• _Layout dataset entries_

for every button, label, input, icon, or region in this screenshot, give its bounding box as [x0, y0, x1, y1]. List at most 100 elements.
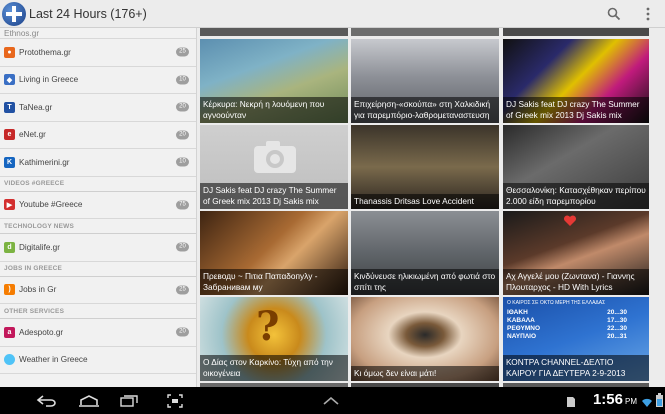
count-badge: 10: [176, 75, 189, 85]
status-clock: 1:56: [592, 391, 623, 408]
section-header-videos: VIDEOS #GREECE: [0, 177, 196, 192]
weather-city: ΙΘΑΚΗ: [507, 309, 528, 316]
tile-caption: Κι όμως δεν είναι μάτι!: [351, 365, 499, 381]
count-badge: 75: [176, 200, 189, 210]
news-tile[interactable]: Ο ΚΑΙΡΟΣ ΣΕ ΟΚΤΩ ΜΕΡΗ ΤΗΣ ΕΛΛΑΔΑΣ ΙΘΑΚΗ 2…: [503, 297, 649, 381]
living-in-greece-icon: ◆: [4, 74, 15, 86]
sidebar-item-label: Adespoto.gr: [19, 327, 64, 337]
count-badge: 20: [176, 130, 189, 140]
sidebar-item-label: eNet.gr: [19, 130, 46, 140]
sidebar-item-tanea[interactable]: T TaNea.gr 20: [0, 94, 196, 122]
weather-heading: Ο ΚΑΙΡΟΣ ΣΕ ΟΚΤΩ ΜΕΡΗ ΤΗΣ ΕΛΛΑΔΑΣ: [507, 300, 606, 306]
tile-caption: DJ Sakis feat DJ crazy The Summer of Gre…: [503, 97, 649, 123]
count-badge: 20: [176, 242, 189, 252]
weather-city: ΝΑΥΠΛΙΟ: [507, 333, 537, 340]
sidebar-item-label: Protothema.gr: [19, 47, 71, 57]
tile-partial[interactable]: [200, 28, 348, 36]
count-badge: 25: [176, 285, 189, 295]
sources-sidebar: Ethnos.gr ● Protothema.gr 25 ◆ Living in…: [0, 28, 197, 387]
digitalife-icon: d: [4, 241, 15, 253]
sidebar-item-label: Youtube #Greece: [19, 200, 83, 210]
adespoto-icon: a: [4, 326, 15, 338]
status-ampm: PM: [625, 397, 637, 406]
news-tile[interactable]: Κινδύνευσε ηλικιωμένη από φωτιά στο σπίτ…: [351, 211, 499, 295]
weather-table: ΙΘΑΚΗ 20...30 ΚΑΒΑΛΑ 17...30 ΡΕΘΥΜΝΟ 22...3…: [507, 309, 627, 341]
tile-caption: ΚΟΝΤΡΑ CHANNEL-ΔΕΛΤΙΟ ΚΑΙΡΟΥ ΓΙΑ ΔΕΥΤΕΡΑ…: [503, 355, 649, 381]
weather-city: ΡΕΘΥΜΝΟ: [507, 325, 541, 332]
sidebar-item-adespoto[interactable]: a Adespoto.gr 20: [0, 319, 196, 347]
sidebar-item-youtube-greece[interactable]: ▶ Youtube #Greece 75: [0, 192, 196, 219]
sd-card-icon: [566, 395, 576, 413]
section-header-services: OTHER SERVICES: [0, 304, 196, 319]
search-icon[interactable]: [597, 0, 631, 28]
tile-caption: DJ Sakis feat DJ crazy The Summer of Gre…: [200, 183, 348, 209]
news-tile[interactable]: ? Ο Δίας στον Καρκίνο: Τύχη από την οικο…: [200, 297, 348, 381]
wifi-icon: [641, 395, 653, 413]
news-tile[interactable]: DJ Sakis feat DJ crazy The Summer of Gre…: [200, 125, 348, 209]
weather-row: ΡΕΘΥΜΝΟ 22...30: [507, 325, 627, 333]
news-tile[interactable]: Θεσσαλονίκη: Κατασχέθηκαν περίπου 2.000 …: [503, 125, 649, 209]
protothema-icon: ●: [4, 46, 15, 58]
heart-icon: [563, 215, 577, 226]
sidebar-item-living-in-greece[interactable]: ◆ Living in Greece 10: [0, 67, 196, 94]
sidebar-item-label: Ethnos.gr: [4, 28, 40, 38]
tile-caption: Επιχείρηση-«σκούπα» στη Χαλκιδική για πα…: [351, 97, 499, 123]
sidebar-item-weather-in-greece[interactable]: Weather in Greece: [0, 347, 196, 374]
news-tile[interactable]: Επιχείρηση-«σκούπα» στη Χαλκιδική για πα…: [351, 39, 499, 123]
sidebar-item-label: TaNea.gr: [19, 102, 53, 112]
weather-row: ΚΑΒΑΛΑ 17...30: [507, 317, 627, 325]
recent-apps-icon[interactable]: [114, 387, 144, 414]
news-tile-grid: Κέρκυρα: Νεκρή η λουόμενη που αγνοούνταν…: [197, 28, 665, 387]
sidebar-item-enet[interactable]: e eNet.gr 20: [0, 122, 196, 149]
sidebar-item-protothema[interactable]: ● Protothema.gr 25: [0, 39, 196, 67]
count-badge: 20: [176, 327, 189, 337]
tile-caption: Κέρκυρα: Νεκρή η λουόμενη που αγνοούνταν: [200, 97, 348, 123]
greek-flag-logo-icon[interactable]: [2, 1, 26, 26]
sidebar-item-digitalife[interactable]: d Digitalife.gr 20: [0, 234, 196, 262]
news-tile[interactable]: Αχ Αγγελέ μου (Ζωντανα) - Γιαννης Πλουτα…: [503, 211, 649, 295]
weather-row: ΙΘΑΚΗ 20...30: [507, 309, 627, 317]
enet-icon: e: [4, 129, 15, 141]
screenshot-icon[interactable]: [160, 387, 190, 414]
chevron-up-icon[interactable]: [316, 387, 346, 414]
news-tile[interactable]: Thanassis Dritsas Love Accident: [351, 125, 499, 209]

• _Given exercise_
Present each line of the material above as a row of a Markdown table with two columns, Row and Line, numbering the rows and skipping blank lines. Leave the pictures out of the table.

• _Answer to the task_
| Row | Line |
|---|---|
| 1 | for every button, label, input, icon, or region in this screenshot, give its bounding box as [x0, y0, x1, y1]. List at most 100 elements. |
| 2 | count-badge: 10: [176, 75, 189, 85] |
| 3 | status-clock: 1:56: [592, 391, 623, 408] |
| 4 | section-header-videos: VIDEOS #GREECE: [0, 177, 196, 192] |
| 5 | weather-city: ΙΘΑΚΗ: [507, 309, 528, 316] |
| 6 | tile-caption: Κι όμως δεν είναι μάτι!: [351, 365, 499, 381] |
| 7 | count-badge: 75: [176, 200, 189, 210] |
| 8 | news-tile[interactable]: Ο ΚΑΙΡΟΣ ΣΕ ΟΚΤΩ ΜΕΡΗ ΤΗΣ ΕΛΛΑΔΑΣ ΙΘΑΚΗ 2…: [503, 297, 649, 381] |
| 9 | living-in-greece-icon: ◆: [4, 74, 15, 86] |
| 10 | sidebar-item-label: Adespoto.gr: [19, 327, 64, 337] |
| 11 | count-badge: 20: [176, 130, 189, 140] |
| 12 | sidebar-item-label: eNet.gr: [19, 130, 46, 140] |
| 13 | sidebar-item-tanea[interactable]: T TaNea.gr 20: [0, 94, 196, 122] |
| 14 | weather-heading: Ο ΚΑΙΡΟΣ ΣΕ ΟΚΤΩ ΜΕΡΗ ΤΗΣ ΕΛΛΑΔΑΣ: [507, 300, 606, 306] |
| 15 | tile-caption: DJ Sakis feat DJ crazy The Summer of Gre…: [503, 97, 649, 123] |
| 16 | count-badge: 20: [176, 242, 189, 252] |
| 17 | weather-city: ΝΑΥΠΛΙΟ: [507, 333, 537, 340] |
| 18 | sidebar-item-label: Protothema.gr: [19, 47, 71, 57] |
| 19 | tile-partial[interactable]: [200, 28, 348, 36] |
| 20 | count-badge: 25: [176, 285, 189, 295] |
| 21 | sources-sidebar: Ethnos.gr ● Protothema.gr 25 ◆ Living in…: [0, 28, 197, 387] |
| 22 | digitalife-icon: d: [4, 241, 15, 253] |
| 23 | sidebar-item-label: Youtube #Greece: [19, 200, 83, 210] |
| 24 | adespoto-icon: a: [4, 326, 15, 338] |
| 25 | status-ampm: PM: [625, 397, 637, 406] |
| 26 | news-tile[interactable]: Κινδύνευσε ηλικιωμένη από φωτιά στο σπίτ…: [351, 211, 499, 295] |
| 27 | weather-table: ΙΘΑΚΗ 20...30 ΚΑΒΑΛΑ 17...30 ΡΕΘΥΜΝΟ 22...3…: [507, 309, 627, 341] |
| 28 | tile-caption: ΚΟΝΤΡΑ CHANNEL-ΔΕΛΤΙΟ ΚΑΙΡΟΥ ΓΙΑ ΔΕΥΤΕΡΑ…: [503, 355, 649, 381] |
| 29 | weather-city: ΡΕΘΥΜΝΟ: [507, 325, 541, 332] |
| 30 | sidebar-item-adespoto[interactable]: a Adespoto.gr 20: [0, 319, 196, 347] |
| 31 | sidebar-item-youtube-greece[interactable]: ▶ Youtube #Greece 75: [0, 192, 196, 219] |
| 32 | sd-card-icon: [566, 395, 576, 413] |
| 33 | section-header-services: OTHER SERVICES: [0, 304, 196, 319] |
| 34 | search-icon[interactable]: [597, 0, 631, 28] |
| 35 | tile-caption: DJ Sakis feat DJ crazy The Summer of Gre…: [200, 183, 348, 209] |
| 36 | news-tile[interactable]: ? Ο Δίας στον Καρκίνο: Τύχη από την οικο…: [200, 297, 348, 381] |
| 37 | wifi-icon: [641, 395, 653, 413] |
| 38 | news-tile[interactable]: DJ Sakis feat DJ crazy The Summer of Gre…: [200, 125, 348, 209] |
| 39 | weather-row: ΡΕΘΥΜΝΟ 22...30: [507, 325, 627, 333] |
| 40 | news-tile[interactable]: Θεσσαλονίκη: Κατασχέθηκαν περίπου 2.000 …: [503, 125, 649, 209] |
| 41 | protothema-icon: ●: [4, 46, 15, 58] |
| 42 | heart-icon: [563, 215, 577, 226] |
| 43 | sidebar-item-living-in-greece[interactable]: ◆ Living in Greece 10: [0, 67, 196, 94] |
| 44 | sidebar-item-label: Ethnos.gr: [4, 28, 40, 38] |
| 45 | tile-caption: Επιχείρηση-«σκούπα» στη Χαλκιδική για πα…: [351, 97, 499, 123] |
| 46 | sidebar-item-weather-in-greece[interactable]: Weather in Greece: [0, 347, 196, 374] |
| 47 | news-tile[interactable]: Επιχείρηση-«σκούπα» στη Χαλκιδική για πα…: [351, 39, 499, 123] |
| 48 | sidebar-item-label: TaNea.gr: [19, 102, 53, 112] |
| 49 | weather-row: ΚΑΒΑΛΑ 17...30: [507, 317, 627, 325] |
| 50 | recent-apps-icon[interactable]: [114, 387, 144, 414] |
| 51 | news-tile-grid: Κέρκυρα: Νεκρή η λουόμενη που αγνοούνταν…: [197, 28, 665, 387] |
| 52 | sidebar-item-enet[interactable]: e eNet.gr 20: [0, 122, 196, 149] |
| 53 | sidebar-item-protothema[interactable]: ● Protothema.gr 25: [0, 39, 196, 67] |
| 54 | count-badge: 20: [176, 327, 189, 337] |
| 55 | tile-caption: Κέρκυρα: Νεκρή η λουόμενη που αγνοούνταν: [200, 97, 348, 123] |
| 56 | greek-flag-logo-icon[interactable]: [2, 1, 26, 26] |
| 57 | sidebar-item-digitalife[interactable]: d Digitalife.gr 20: [0, 234, 196, 262] |
| 58 | news-tile[interactable]: Αχ Αγγελέ μου (Ζωντανα) - Γιαννης Πλουτα…: [503, 211, 649, 295] |
| 59 | weather-row: ΙΘΑΚΗ 20...30: [507, 309, 627, 317] |
| 60 | enet-icon: e: [4, 129, 15, 141] |
| 61 | screenshot-icon[interactable]: [160, 387, 190, 414] |
| 62 | chevron-up-icon[interactable]: [316, 387, 346, 414] |
| 63 | news-tile[interactable]: Thanassis Dritsas Love Accident: [351, 125, 499, 209] |